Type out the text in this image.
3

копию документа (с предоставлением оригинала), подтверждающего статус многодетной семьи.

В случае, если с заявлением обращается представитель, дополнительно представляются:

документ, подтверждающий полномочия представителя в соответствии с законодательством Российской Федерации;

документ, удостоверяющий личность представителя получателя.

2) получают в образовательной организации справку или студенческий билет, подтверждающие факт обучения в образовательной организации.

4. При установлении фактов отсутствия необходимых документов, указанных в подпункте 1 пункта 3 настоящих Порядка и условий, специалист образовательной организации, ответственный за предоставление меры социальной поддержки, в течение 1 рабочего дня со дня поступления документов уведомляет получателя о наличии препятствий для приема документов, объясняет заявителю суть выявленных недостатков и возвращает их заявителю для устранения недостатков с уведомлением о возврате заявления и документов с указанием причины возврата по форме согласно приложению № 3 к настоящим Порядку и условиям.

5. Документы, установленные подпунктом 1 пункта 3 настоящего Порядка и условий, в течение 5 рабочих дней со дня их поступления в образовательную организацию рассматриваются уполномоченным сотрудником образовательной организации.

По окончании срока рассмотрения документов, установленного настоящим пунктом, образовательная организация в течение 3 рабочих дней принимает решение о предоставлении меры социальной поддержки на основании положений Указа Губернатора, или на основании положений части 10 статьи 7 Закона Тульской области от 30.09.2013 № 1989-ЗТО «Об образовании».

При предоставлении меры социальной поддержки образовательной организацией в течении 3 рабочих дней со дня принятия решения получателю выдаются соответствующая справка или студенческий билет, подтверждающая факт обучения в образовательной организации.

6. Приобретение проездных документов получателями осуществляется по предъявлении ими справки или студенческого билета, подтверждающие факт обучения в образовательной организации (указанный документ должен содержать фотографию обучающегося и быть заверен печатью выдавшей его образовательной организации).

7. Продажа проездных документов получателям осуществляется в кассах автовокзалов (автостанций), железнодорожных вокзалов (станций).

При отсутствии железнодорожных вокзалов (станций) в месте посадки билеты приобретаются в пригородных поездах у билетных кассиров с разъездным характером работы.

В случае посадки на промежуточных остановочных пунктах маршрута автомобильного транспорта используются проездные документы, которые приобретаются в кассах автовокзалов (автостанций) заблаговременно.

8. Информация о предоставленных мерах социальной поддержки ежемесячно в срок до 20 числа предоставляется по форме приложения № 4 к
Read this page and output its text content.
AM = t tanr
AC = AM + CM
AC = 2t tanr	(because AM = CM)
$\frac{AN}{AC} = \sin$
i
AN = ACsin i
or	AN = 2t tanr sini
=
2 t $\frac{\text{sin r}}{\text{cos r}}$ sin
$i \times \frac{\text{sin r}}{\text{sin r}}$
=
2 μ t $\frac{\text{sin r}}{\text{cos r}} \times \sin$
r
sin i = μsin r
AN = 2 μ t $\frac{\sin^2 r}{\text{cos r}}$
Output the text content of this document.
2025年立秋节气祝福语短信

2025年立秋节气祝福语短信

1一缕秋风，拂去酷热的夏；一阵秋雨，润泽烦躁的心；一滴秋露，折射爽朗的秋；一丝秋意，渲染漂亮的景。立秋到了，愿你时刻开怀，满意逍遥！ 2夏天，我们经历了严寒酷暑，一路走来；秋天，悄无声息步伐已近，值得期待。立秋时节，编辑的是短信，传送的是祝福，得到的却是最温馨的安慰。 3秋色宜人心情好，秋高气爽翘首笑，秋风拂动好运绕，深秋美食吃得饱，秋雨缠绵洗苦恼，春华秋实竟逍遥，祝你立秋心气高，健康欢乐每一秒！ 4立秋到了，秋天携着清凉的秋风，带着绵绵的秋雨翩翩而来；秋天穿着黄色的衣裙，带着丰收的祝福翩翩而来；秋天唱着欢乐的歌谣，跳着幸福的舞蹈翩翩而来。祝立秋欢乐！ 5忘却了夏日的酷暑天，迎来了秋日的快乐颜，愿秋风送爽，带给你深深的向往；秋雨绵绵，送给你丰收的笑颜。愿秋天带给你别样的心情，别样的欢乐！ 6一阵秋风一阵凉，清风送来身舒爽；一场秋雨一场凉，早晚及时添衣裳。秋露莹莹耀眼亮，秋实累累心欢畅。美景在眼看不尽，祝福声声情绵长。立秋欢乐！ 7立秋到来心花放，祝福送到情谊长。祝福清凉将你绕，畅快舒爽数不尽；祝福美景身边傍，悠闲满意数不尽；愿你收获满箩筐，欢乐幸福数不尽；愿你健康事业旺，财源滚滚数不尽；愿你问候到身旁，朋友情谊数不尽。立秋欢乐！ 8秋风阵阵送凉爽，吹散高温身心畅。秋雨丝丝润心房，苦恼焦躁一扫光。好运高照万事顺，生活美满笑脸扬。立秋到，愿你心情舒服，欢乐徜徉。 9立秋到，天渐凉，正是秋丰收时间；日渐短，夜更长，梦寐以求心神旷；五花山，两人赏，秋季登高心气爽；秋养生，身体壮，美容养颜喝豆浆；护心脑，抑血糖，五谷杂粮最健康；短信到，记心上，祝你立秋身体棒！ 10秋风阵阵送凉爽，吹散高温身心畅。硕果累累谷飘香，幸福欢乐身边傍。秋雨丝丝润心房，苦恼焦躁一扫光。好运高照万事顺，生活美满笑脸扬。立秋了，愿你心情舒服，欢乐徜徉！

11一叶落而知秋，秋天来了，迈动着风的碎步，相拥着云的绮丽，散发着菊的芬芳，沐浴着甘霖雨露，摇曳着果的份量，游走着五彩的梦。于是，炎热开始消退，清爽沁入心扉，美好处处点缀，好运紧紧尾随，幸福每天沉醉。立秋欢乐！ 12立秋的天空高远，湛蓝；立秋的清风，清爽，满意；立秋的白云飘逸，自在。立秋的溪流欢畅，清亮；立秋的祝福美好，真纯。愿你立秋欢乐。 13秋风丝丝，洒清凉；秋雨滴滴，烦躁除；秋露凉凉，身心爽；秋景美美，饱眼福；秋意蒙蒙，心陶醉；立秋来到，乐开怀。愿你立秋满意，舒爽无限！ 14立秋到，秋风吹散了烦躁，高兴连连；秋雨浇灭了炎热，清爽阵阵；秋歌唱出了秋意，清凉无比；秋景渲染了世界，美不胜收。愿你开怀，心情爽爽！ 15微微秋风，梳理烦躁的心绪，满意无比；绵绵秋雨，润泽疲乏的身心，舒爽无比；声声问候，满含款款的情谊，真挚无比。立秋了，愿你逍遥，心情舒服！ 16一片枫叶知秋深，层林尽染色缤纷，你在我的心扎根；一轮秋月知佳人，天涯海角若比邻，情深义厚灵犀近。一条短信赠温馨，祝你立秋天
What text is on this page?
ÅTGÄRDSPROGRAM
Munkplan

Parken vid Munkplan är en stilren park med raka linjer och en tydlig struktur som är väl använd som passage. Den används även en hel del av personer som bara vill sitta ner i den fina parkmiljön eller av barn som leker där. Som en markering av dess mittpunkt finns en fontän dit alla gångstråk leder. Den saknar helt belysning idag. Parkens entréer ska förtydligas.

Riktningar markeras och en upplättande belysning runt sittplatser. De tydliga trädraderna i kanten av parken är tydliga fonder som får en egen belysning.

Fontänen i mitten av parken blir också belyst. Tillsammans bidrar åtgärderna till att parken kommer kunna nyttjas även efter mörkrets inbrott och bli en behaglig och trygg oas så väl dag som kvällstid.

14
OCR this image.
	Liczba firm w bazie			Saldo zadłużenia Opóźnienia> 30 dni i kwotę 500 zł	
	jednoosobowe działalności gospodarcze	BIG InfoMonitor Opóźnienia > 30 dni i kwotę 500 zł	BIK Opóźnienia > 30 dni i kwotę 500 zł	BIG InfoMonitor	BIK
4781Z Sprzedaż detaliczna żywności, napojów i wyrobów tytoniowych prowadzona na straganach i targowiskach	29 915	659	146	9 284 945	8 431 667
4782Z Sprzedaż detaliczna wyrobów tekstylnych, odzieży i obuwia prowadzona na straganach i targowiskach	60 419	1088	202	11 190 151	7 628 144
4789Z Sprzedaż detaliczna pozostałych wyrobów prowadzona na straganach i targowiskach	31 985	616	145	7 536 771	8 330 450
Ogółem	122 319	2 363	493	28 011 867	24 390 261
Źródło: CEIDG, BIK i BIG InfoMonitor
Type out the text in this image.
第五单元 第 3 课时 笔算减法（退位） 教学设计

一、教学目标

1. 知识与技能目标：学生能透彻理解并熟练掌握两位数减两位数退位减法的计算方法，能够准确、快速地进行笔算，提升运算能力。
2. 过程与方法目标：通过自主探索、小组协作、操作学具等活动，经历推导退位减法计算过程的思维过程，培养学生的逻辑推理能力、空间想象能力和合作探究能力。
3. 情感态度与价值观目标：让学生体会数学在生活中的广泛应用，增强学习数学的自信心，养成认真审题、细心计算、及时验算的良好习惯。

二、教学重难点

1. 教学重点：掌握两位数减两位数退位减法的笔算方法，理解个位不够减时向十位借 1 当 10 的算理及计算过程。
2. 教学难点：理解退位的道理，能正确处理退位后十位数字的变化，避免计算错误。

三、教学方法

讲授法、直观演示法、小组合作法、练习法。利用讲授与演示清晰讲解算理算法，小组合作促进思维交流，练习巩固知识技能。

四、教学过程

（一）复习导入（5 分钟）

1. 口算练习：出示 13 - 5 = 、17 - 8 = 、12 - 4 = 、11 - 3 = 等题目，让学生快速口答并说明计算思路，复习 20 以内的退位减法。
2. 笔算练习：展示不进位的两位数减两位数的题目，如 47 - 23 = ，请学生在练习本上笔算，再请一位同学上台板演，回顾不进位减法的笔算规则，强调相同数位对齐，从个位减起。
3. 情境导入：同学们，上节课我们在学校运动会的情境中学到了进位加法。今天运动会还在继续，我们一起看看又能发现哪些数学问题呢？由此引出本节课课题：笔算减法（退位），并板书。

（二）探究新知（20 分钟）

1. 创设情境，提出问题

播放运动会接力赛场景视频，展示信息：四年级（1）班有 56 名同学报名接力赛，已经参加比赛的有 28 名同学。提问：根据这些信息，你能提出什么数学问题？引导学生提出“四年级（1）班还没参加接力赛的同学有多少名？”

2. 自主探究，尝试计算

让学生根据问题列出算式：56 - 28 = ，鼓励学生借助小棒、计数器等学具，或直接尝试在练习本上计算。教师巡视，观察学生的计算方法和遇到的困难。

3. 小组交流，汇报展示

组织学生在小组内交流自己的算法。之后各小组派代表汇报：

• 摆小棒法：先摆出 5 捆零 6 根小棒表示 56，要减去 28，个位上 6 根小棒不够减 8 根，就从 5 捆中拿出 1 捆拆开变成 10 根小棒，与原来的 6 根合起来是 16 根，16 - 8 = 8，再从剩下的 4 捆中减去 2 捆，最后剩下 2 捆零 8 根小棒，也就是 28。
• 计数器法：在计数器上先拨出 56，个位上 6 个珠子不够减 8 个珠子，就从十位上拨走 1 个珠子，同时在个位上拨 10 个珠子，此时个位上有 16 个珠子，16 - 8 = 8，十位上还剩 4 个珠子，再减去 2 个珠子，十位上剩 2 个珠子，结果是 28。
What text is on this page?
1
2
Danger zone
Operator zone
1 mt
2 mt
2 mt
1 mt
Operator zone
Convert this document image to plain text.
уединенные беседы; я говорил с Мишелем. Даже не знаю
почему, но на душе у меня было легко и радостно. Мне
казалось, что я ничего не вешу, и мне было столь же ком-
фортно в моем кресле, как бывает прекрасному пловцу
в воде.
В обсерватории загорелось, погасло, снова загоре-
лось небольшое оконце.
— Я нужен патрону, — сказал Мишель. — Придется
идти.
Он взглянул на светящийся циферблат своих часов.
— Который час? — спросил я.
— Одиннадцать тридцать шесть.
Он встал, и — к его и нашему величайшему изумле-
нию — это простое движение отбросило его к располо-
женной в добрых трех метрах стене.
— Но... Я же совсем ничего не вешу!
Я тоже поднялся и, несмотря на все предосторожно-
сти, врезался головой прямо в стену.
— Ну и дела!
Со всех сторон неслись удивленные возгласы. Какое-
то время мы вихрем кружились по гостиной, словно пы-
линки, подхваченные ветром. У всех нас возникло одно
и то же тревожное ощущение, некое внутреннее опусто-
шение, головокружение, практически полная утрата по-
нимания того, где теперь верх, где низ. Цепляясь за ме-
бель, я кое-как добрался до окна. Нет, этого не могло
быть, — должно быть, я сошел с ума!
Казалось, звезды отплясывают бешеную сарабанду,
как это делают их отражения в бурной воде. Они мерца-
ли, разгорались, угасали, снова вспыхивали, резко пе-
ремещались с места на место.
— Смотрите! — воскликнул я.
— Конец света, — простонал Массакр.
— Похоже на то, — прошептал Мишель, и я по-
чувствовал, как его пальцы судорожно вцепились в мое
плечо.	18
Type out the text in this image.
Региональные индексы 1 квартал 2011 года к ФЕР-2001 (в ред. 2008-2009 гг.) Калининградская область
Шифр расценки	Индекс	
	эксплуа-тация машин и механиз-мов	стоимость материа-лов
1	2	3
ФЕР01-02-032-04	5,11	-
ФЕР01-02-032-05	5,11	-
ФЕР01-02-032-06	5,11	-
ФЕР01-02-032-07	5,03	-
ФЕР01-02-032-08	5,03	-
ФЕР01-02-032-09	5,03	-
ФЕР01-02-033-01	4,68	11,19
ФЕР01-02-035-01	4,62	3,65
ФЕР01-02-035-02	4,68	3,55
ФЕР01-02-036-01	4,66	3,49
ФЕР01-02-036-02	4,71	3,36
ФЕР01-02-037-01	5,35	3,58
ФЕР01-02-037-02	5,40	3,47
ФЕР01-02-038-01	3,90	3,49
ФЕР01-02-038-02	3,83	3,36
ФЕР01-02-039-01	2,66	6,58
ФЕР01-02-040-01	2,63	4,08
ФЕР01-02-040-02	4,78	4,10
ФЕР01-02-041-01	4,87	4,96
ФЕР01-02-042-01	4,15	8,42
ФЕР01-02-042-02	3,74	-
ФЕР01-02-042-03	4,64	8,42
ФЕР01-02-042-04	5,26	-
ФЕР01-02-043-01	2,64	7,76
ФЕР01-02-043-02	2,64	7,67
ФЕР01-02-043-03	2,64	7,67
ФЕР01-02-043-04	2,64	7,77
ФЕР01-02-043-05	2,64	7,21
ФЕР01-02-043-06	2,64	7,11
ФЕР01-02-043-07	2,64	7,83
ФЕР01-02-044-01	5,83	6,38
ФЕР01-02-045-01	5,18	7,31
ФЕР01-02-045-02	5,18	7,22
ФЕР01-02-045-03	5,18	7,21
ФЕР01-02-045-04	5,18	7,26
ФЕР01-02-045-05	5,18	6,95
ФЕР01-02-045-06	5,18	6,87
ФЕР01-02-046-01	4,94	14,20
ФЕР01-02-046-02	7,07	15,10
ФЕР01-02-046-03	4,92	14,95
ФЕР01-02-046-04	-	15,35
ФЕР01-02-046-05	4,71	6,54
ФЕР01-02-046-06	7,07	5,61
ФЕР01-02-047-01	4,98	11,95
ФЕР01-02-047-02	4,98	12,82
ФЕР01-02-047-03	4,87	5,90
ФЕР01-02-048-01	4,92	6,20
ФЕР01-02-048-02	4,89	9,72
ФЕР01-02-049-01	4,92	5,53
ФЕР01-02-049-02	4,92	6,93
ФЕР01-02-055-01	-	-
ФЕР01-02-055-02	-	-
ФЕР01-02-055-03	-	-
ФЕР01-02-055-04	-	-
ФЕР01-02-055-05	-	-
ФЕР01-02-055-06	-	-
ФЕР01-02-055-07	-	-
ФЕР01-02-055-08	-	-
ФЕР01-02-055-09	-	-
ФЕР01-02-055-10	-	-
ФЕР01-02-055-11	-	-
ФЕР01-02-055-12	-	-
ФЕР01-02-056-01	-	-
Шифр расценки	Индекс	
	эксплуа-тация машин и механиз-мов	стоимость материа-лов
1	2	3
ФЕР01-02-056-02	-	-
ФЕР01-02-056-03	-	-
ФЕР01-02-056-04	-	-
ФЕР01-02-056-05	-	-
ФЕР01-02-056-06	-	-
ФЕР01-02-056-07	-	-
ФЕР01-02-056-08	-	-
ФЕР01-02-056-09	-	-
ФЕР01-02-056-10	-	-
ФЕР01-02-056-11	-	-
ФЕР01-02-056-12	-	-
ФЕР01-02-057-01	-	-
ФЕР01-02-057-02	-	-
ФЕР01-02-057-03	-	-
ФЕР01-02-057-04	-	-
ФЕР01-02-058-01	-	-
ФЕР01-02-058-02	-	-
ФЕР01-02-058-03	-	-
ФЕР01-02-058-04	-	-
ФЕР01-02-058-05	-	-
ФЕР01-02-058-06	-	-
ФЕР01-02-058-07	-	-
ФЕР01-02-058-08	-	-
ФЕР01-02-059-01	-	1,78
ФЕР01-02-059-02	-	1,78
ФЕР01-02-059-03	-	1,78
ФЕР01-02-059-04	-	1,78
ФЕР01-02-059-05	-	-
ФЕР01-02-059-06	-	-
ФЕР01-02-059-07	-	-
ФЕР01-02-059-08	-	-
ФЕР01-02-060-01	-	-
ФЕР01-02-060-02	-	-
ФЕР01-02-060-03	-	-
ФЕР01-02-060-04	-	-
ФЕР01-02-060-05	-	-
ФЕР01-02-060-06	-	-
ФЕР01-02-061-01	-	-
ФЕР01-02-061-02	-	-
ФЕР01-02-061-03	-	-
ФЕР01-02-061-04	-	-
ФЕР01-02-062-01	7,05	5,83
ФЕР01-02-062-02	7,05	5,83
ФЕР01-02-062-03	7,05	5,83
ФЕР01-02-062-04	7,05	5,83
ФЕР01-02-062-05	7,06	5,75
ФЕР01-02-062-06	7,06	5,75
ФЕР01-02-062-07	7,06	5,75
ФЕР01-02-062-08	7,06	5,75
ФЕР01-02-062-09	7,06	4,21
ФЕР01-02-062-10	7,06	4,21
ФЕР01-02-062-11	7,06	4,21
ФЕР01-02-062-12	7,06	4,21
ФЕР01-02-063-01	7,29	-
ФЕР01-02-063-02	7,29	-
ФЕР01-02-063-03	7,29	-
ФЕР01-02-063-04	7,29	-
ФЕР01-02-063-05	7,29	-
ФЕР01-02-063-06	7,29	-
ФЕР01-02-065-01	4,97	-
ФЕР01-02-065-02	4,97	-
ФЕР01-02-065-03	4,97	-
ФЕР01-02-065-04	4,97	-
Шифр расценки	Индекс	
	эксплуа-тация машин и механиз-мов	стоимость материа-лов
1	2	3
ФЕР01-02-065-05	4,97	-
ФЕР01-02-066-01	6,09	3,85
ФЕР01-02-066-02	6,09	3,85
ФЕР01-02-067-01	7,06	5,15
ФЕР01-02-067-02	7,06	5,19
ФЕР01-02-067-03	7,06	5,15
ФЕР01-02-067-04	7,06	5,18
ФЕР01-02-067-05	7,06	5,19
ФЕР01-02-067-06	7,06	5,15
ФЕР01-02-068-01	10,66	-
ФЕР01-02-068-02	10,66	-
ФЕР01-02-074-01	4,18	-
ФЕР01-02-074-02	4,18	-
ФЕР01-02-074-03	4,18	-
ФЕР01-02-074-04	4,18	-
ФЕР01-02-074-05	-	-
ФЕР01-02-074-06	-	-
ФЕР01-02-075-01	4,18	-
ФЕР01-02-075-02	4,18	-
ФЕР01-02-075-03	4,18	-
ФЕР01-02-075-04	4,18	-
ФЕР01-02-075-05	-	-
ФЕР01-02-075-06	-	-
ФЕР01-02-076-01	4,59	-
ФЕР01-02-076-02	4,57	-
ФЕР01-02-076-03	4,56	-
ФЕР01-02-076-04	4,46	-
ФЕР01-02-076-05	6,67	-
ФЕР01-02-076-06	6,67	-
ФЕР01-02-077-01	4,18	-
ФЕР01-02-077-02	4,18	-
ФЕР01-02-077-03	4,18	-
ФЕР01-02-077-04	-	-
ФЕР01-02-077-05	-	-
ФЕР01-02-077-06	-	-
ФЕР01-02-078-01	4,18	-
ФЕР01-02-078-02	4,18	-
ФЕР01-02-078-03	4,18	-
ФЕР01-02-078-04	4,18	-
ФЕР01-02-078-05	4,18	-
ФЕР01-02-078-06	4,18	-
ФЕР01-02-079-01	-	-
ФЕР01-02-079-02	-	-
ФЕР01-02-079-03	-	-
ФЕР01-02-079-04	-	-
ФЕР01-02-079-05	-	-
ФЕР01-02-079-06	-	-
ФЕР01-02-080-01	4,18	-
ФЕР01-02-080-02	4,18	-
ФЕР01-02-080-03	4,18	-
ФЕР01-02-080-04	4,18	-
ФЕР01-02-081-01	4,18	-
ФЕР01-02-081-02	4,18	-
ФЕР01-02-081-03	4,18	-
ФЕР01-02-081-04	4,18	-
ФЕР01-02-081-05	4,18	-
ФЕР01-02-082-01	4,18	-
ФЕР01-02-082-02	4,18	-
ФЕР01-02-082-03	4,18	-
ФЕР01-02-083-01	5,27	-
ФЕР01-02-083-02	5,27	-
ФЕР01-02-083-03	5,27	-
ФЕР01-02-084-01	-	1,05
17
************
### Exercise aim:
Copy every line of the listing that includes the string "times".

### Finished exercise:
$i \times \frac{\text{sin r}}{\text{sin r}}$
2 μ t $\frac{\text{sin r}}{\text{cos r}} \times \sin$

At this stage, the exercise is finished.